— Start of INPUT —
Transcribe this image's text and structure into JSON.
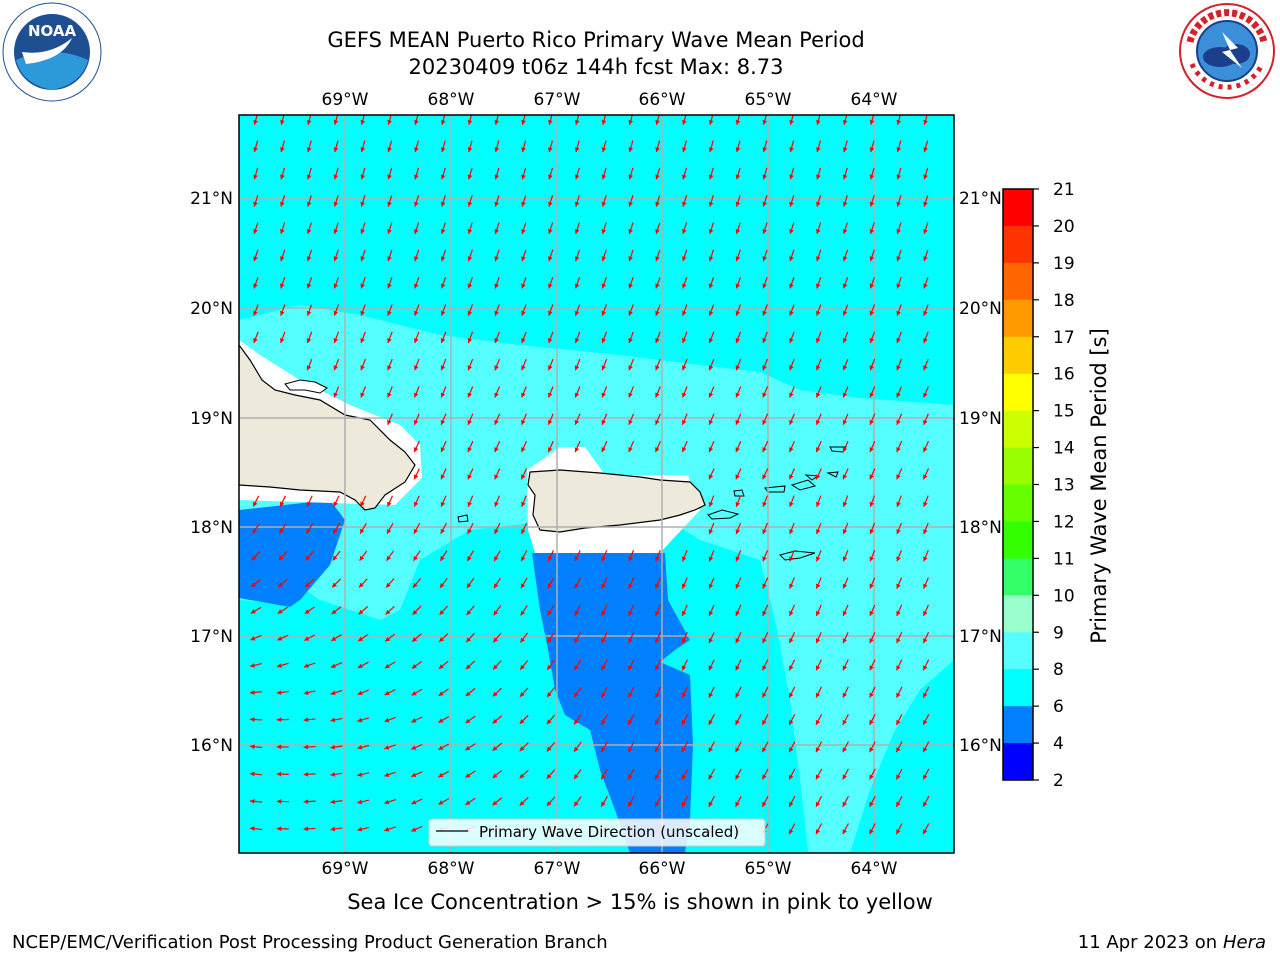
{
  "title": {
    "line1": "GEFS MEAN Puerto Rico Primary Wave Mean Period",
    "line2": "20230409 t06z 144h fcst   Max: 8.73"
  },
  "logos": {
    "left": {
      "icon": "noaa-logo-icon",
      "text": "NOAA",
      "ring_text": "NATIONAL OCEANIC AND ATMOSPHERIC ADMINISTRATION · U.S. DEPARTMENT OF COMMERCE"
    },
    "right": {
      "icon": "national-weather-service-logo-icon",
      "ring_text": "NATIONAL WEATHER SERVICE"
    }
  },
  "map": {
    "lon_labels": [
      "69°W",
      "68°W",
      "67°W",
      "66°W",
      "65°W",
      "64°W"
    ],
    "lat_labels": [
      "21°N",
      "20°N",
      "19°N",
      "18°N",
      "17°N",
      "16°N"
    ],
    "legend_label": "Primary Wave Direction (unscaled)",
    "arrow_color": "#ff0000",
    "land_color": "#eeeadb",
    "colors": {
      "period_6_8": "#00ffff",
      "period_8_9": "#55ffff",
      "period_4_6": "#0080ff"
    }
  },
  "colorbar": {
    "label": "Primary Wave Mean Period [s]",
    "ticks": [
      "21",
      "20",
      "19",
      "18",
      "17",
      "16",
      "15",
      "14",
      "13",
      "12",
      "11",
      "10",
      "9",
      "8",
      "6",
      "4",
      "2"
    ],
    "colors": [
      "#ff0000",
      "#ff3300",
      "#ff6600",
      "#ff9900",
      "#ffcc00",
      "#ffff00",
      "#ccff00",
      "#99ff00",
      "#66ff00",
      "#33ff00",
      "#33ff66",
      "#99ffcc",
      "#55ffff",
      "#00ffff",
      "#0080ff",
      "#0000ff"
    ]
  },
  "notes": {
    "sea_ice": "Sea Ice Concentration > 15% is shown in pink to yellow"
  },
  "footer": {
    "left": "NCEP/EMC/Verification Post Processing Product Generation Branch",
    "right_prefix": "11 Apr 2023 on ",
    "right_machine": "Hera"
  }
}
— End of INPUT —
### GIVEN PROBLEM
Note every line above where the string "Wave" shows up, and copy those lines.

### CORRECT ANSWER
    "line1": "GEFS MEAN Puerto Rico Primary Wave Mean Period",
    "legend_label": "Primary Wave Direction (unscaled)",
    "label": "Primary Wave Mean Period [s]",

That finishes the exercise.